» The problem
Across the records, find how many lines include the string "majority" and answer with only the figure.

» Given data

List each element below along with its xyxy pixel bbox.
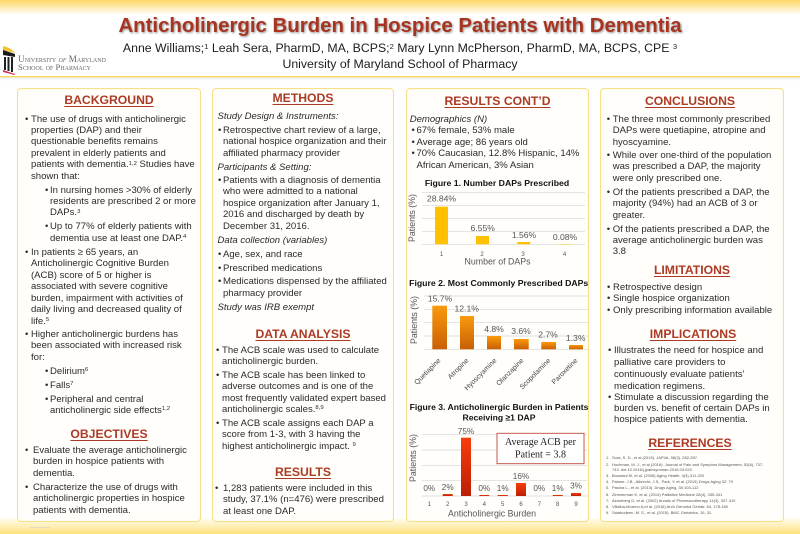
bullet: ACB score: In patients ≥ 65 years, an [31, 247, 138, 258]
subheading: data collection: Data collection (variables) [218, 234, 327, 246]
implication 1 [608, 345, 763, 392]
bullet: ACB validated: anticholinergic scales.8,9 [222, 404, 324, 415]
panel: methods, data analysis, results: • [218, 262, 221, 274]
heading: limitations: LIMITATIONS [654, 263, 730, 277]
panel: background and objectives: • [25, 247, 28, 258]
panel: methods, data analysis, results: • [218, 249, 221, 260]
bullet: dispensed: pharmacy provider [223, 288, 302, 298]
chart: figure 3 anticholinergic burden: 0% [423, 484, 435, 493]
reference list: Hochman, M. J., et al (2016). Journal of Pain and Symptom Management, 52(6), 737- [612, 462, 763, 467]
sub-bullet: 77 percent: Up to 77% of elderly patients with [50, 221, 192, 232]
chart: figure 1 number of DAPs prescribed: Figure 1. Number DAPs Prescribed [425, 178, 569, 188]
reference list: Salahudeen, M. S., et al. (2015). BMC Geriatrics, 15, 31. [612, 510, 712, 515]
bullet: 1,283 patients: study, 37.1% (n=476) were prescribed [223, 494, 384, 505]
subheading: participants: Participants & Setting: [218, 162, 311, 172]
objective 2: patients with dementia. [33, 504, 131, 516]
limitation: prescribing: Only prescribing information available [613, 304, 772, 316]
bullet: ACB scale used: The ACB scale was used to calculate [222, 344, 379, 356]
sub-bullet: falls: Falls7 [50, 380, 73, 390]
objective 1 [25, 445, 187, 479]
bullet: 1,283 patients: 1,283 patients were included in this [223, 482, 372, 494]
conclusion 4: 3.8 [613, 246, 626, 257]
chart: figure 2 most commonly prescribed DAPs: 2.7% [538, 330, 558, 340]
conclusion 2: was prescribed a DAP, the majority [613, 161, 761, 172]
logo wordmark: University of Maryland [18, 54, 106, 64]
chart: figure 3 anticholinergic burden: Patients (%) [408, 434, 418, 482]
panel: background and objectives: • [25, 482, 28, 492]
implication 1: palliative care providers to [614, 357, 725, 368]
bullet: patients: Patients with a diagnosis of dementia [223, 175, 381, 186]
chart: figure 1 number of DAPs prescribed: 1.56% [512, 230, 537, 240]
reference list [606, 454, 764, 515]
chart: figure 3 anticholinergic burden: 8 [556, 502, 560, 508]
chart: figure 1 number of DAPs prescribed: 28.84% [427, 194, 456, 204]
panel: background and objectives: • [45, 221, 48, 232]
implication 2: hospice patients with dementia. [614, 414, 748, 425]
heading: data analysis: DATA ANALYSIS [255, 327, 351, 341]
panel: methods, data analysis, results [212, 88, 394, 522]
chart: figure 1 number of DAPs prescribed: 4 [563, 252, 567, 258]
panel: methods, data analysis, results: • [216, 418, 219, 428]
reference list: Pasina L., et al. (2013). Drugs Aging, 30:103-112 [612, 485, 698, 490]
panel: background and objectives: • [25, 445, 28, 456]
implication 2: burden vs. benefit of certain DAPs in [614, 403, 770, 414]
bullet: age: Age, sex, and race [223, 249, 303, 260]
chart: figure 2 most commonly prescribed DAPs: Quetiapine [414, 357, 442, 386]
reference list: Palmer, J.B., Albrecht, J.S., Park, Y. et al. (2015) Drugs Aging 32: 79 [612, 479, 733, 484]
panel: conclusions, limitations, implications, references: • [607, 187, 610, 198]
objective 1: dementia. [33, 468, 75, 479]
note: IRB exempt: Study was IRB exempt [218, 302, 314, 312]
panel: methods, data analysis, results: • [218, 276, 221, 286]
bullet: ACB scoring [216, 418, 374, 452]
subheading: demographics: Demographics (N) [410, 114, 487, 124]
authors: Anne Williams;1 Leah Sera, PharmD, MA, BCPS;2 Mary Lynn McPherson, PharmD, MA, BCPS, CPE 3 [123, 41, 677, 55]
bullet: patients: who were admitted to a national [223, 186, 358, 197]
bullet: medications: Prescribed medications [223, 262, 322, 274]
panel: conclusions, limitations, implications, references: • [608, 392, 611, 402]
conclusion 3: greater. [613, 210, 645, 221]
bullet: chart review: Retrospective chart review of a large, [223, 125, 381, 136]
sub-bullet: nursing homes [45, 185, 196, 218]
bullet: chart review [218, 125, 386, 159]
conclusion 4: Of the patients prescribed a DAP, the [613, 224, 770, 234]
bullet: ACB validated: adverse outcomes and is one of the [222, 381, 373, 392]
chart: figure 2 most commonly prescribed DAPs: Hyoscyamine [464, 357, 498, 392]
chart: figure 3 anticholinergic burden: 9 [574, 502, 578, 508]
conclusion 2: were only prescribed one. [613, 173, 722, 184]
chart: figure 2 most commonly prescribed DAPs: 4.8% [484, 324, 504, 334]
reference list: Boustani M, et al. (2008) Aging Health. 4(3),311-320 [612, 473, 704, 478]
panel: conclusions, limitations, implications, references: • [607, 114, 610, 124]
panel: conclusions, limitations, implications, references: • [607, 292, 610, 304]
chart: figure 3 anticholinergic burden: Figure 3. Anticholinergic Burden in Patients [410, 402, 589, 412]
panel: conclusions, limitations, implications, references: • [607, 224, 610, 234]
reference list: 6. [606, 492, 609, 496]
bullet: race: 70% Caucasian, 12.8% Hispanic, 14% [416, 148, 579, 159]
chart: figure 3 anticholinergic burden: 16% [513, 472, 529, 481]
chart: figure 3 anticholinergic burden: 0% [533, 484, 545, 493]
chart: figure 3 anticholinergic burden: 7 [538, 502, 542, 508]
heading: methods: METHODS [273, 91, 333, 105]
chart: figure 2 most commonly prescribed DAPs: 1.3% [566, 333, 586, 343]
sub-bullet: delirium: Delirium6 [50, 366, 88, 377]
bullet: ACB scoring: highest anticholinergic impact. 9 [222, 441, 356, 452]
chart: figure 2 most commonly prescribed DAPs: Paroxetine [551, 357, 579, 386]
panel: background and objectives: • [45, 394, 48, 405]
reference list: Sura, S. D., et al (2015). JAPhA, 58(3), 282-287. [612, 454, 698, 460]
sub-bullet: nursing homes: residents are prescribed 2 or more [50, 196, 196, 207]
implication 1: Illustrates the need for hospice and [614, 345, 763, 356]
bottom gradient band [0, 518, 800, 534]
conclusion 3: majority (94%) had an ACB of 3 or [613, 198, 758, 209]
chart: figure 2 most commonly prescribed DAPs: Patients (%) [409, 296, 419, 344]
heading: references: REFERENCES [648, 436, 732, 450]
bullet: ACB validated: most frequently validated expert based [222, 392, 386, 404]
sub-bullet: 77 percent: dementia use at least one DAP.4 [50, 232, 186, 244]
heading: objectives: OBJECTIVES [70, 427, 148, 441]
sub-bullet: 77 percent [45, 221, 192, 244]
chart: figure 3 anticholinergic burden: Anticholinergic Burden [448, 508, 536, 518]
panel: background and objectives: • [25, 329, 28, 340]
bullet: patients: 2016 and discharged by death by [223, 209, 364, 220]
reference list: 743. doi:10.1016/j.jpainsymman.2016.03.020 [612, 467, 692, 472]
bullet: DAP prevalence: The use of drugs with anticholinergic [31, 114, 186, 125]
bullet: race: African American, 3% Asian [416, 160, 534, 170]
sub-bullet: nursing homes: DAPs.3 [50, 207, 80, 218]
logo: University of Maryland School of Pharmacy [3, 46, 106, 75]
reference list: Zimmerman K, et al. (2014) Palliative Medicine 28(4), 335-341 [612, 492, 722, 496]
chart: figure 3 anticholinergic burden: 2% [442, 483, 454, 492]
chart: figure 3 anticholinergic burden: 1 [428, 502, 432, 508]
objective 1: Evaluate the average anticholinergic [33, 445, 187, 456]
heading: results cont'd: RESULTS CONT’D [444, 94, 551, 108]
bullet: DAP prevalence: shown that: [31, 171, 80, 182]
bullet: ACB scale used: anticholinergic burden. [222, 356, 318, 367]
reference list: 1. [606, 454, 609, 460]
callout: average ACB: Patient = 3.8 [515, 449, 566, 460]
implication 1: continuously evaluate patients’ [614, 369, 745, 380]
chart: figure 2 most commonly prescribed DAPs: Atropine [447, 357, 470, 381]
panel: conclusions, limitations, implications, references: • [607, 282, 610, 292]
callout: average ACB: Average ACB per [505, 437, 577, 448]
bullet: DAP prevalence: patients with dementia.1,2 Studies have [31, 159, 195, 170]
bullet: ACB score: associated with severe cognitive [31, 281, 168, 292]
limitation: organization: Single hospice organization [613, 292, 730, 304]
bullet: age: Average age; 86 years old [416, 136, 528, 148]
affiliation: University of Maryland School of Pharmacy [282, 57, 518, 71]
sub-bullet: side effects: anticholinergic side effects1,2 [50, 405, 170, 416]
bullet: ACB validated [216, 370, 386, 415]
heading: implications: IMPLICATIONS [650, 327, 736, 341]
chart: figure 3 anticholinergic burden: 1% [497, 484, 509, 493]
implication 1: medication regimens. [614, 380, 705, 392]
reference list: 5. [606, 485, 609, 490]
title: Anticholinergic Burden in Hospice Patients with Dementia [118, 15, 682, 37]
chart: figure 1 number of DAPs prescribed: 6.55% [471, 223, 495, 233]
chart: figure 3 anticholinergic burden: 3 [464, 502, 468, 508]
panel: conclusions, limitations, implications, references: • [607, 304, 610, 316]
reference list: Azamberg D, et al. (2002) Annals of Pharmacotherapy 14(3), 307-310 [612, 498, 735, 502]
implication 2 [608, 392, 770, 425]
chart: figure 3 anticholinergic burden: 5 [501, 502, 505, 508]
conclusion 4: average anticholinergic burden was [613, 235, 763, 246]
bullet: ACB score: life.5 [31, 316, 49, 327]
bullet: patients: hospice organization after January 1, [223, 198, 380, 209]
bullet: increased risk: been associated with increased risk [31, 340, 182, 351]
reference list: 9. [606, 510, 609, 515]
conclusion 2 [607, 150, 771, 184]
panel: results continued: • [412, 136, 415, 148]
conclusion 3: Of the patients prescribed a DAP, the [613, 187, 770, 198]
conclusion 1: hyoscyamine. [613, 136, 671, 148]
chart: figure 2 most commonly prescribed DAPs: 3.6% [511, 326, 531, 336]
bullet: ACB score: (ACB) score of 5 or higher is [31, 270, 151, 281]
panel: background and objectives: • [25, 114, 28, 125]
chart: figure 2 most commonly prescribed DAPs: Figure 2. Most Commonly Prescribed DAPs [409, 278, 588, 288]
objective 1: burden in hospice patients with [33, 456, 164, 467]
chart: figure 3 anticholinergic burden: 2 [446, 502, 450, 508]
bullet: ACB score: Anticholinergic Cognitive Burden [31, 258, 169, 269]
panel: conclusions, limitations, implications, references [600, 88, 784, 522]
chart: figure 2 most commonly prescribed DAPs: Scopolamine [519, 357, 552, 391]
chart: figure 3 anticholinergic burden [408, 402, 589, 518]
decorative faint line, bottom left [30, 527, 50, 528]
chart: figure 3 anticholinergic burden: Receiving ≥1 DAP [462, 412, 536, 422]
chart: figure 2 most commonly prescribed DAPs: 15.7% [428, 294, 453, 304]
heading: conclusions: CONCLUSIONS [645, 94, 735, 108]
bullet: dispensed [218, 276, 387, 298]
conclusion 1: DAPs were quetiapine, atropine and [613, 125, 766, 136]
bullet: DAP prevalence: questionable benefits remains [31, 136, 158, 147]
panel: methods, data analysis, results: • [216, 344, 219, 356]
heading: results: RESULTS [275, 465, 331, 479]
bullet: ACB scoring: The ACB scale assigns each DAP a [222, 418, 374, 428]
logo wordmark [18, 54, 106, 72]
top gradient band [0, 0, 800, 15]
chart: figure 3 anticholinergic burden: 3% [570, 482, 582, 491]
bullet: DAP prevalence [25, 114, 195, 182]
bullet: ACB score: daily living and decreased quality of [31, 304, 182, 315]
callout: average ACB [497, 433, 584, 464]
bullet: increased risk: Higher anticholinergic burdens has [31, 329, 178, 340]
limitation: design: Retrospective design [613, 282, 702, 292]
bullet: increased risk: for: [31, 352, 45, 363]
chart: figure 3 anticholinergic burden: 4 [483, 502, 487, 508]
panel: conclusions, limitations, implications, references: • [607, 150, 610, 161]
sub-bullet: side effects: Peripheral and central [50, 394, 143, 405]
chart: figure 1 number of DAPs prescribed: 1 [440, 252, 444, 258]
bullet: 1,283 patients [215, 482, 384, 516]
bullet: DAP prevalence: properties (DAP) and their [31, 125, 142, 136]
chart: figure 3 anticholinergic burden: 1% [552, 484, 564, 493]
panel: methods, data analysis, results: • [216, 370, 219, 380]
bullet: ACB scale used [216, 344, 379, 367]
bullet: race [412, 148, 579, 170]
chart: figure 2 most commonly prescribed DAPs: Olanzapine [495, 357, 525, 387]
panel: results continued [406, 88, 589, 522]
chart: figure 3 anticholinergic burden: 0% [478, 484, 490, 493]
panel: methods, data analysis, results: • [218, 175, 221, 186]
panel: methods, data analysis, results: • [215, 482, 218, 494]
conclusion 4 [607, 224, 770, 257]
bullet: ACB score [25, 247, 183, 327]
icon: dome and columns [3, 46, 15, 75]
chart: figure 1 number of DAPs prescribed: 0.08% [553, 232, 578, 242]
objective 2 [25, 482, 185, 516]
chart: figure 3 anticholinergic burden: 6 [519, 502, 523, 508]
chart: figure 2 most commonly prescribed DAPs: 12.1% [455, 304, 479, 314]
panel: conclusions, limitations, implications, references: • [608, 345, 611, 356]
reference list: 4. [606, 479, 609, 484]
reference list: 8. [606, 504, 609, 509]
reference list: 3. [606, 473, 609, 478]
logo wordmark: School of Pharmacy [18, 62, 91, 72]
reference list: 2. [606, 462, 609, 467]
panel: results continued: • [412, 125, 415, 136]
panel: background and objectives: • [45, 185, 48, 196]
conclusion 3 [607, 187, 770, 221]
bullet: ACB validated: The ACB scale has been linked to [222, 370, 365, 380]
subheading: study design: Study Design & Instruments: [218, 111, 338, 122]
bullet: chart review: national hospice organization and their [223, 136, 386, 147]
objective 2: Characterize the use of drugs with [33, 482, 178, 492]
heading: background: BACKGROUND [64, 93, 154, 107]
header rule [0, 76, 800, 81]
chart: figure 2 most commonly prescribed DAPs [409, 278, 588, 392]
conclusion 1 [607, 114, 770, 148]
bullet: 1,283 patients: at least one DAP. [223, 506, 296, 516]
sub-bullet: side effects [45, 394, 170, 416]
panel: background and objectives: • [45, 366, 48, 377]
implication 2: Stimulate a discussion regarding the [614, 392, 769, 402]
chart: figure 1 number of DAPs prescribed [407, 178, 585, 266]
panel: results continued: • [412, 148, 415, 159]
bullet: increased risk [25, 329, 182, 363]
reference list: Villalba-Moreno A,et al. (2016) Arch Gerontol Geriatr. 64, 178-180 [612, 504, 728, 509]
bullet: ACB scoring: score from 1-3, with 3 having the [222, 429, 360, 440]
chart: figure 1 number of DAPs prescribed: Number of DAPs [464, 256, 531, 266]
panel: background and objectives: • [45, 380, 48, 390]
bullet: patients [218, 175, 381, 232]
chart: figure 1 number of DAPs prescribed: 2 [480, 252, 484, 258]
chart: figure 1 number of DAPs prescribed: 3 [521, 252, 525, 258]
bullet: ACB score: burden, impairment with activities of [31, 293, 183, 304]
bullet: dispensed: Medications dispensed by the affiliated [223, 276, 387, 286]
reference list: 7. [606, 498, 609, 502]
conclusion 1: The three most commonly prescribed [613, 114, 770, 124]
chart: figure 3 anticholinergic burden: 75% [458, 427, 474, 436]
objective 2: anticholinergic properties in hospice [33, 493, 185, 504]
bullet: patients: December 31, 2016. [223, 221, 310, 232]
panel: methods, data analysis, results: • [218, 125, 221, 136]
bullet: chart review: affiliated pharmacy provider [223, 148, 340, 159]
sub-bullet: nursing homes: In nursing homes >30% of elderly [50, 185, 192, 196]
conclusion 2: While over one-third of the population [613, 150, 771, 161]
bullet: DAP prevalence: prevalent in elderly patients and [31, 148, 166, 159]
panel: background and objectives [17, 88, 201, 522]
chart: figure 1 number of DAPs prescribed: Patients (%) [407, 194, 417, 242]
bullet: sex: 67% female, 53% male [416, 125, 515, 136]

» Answer for the task
2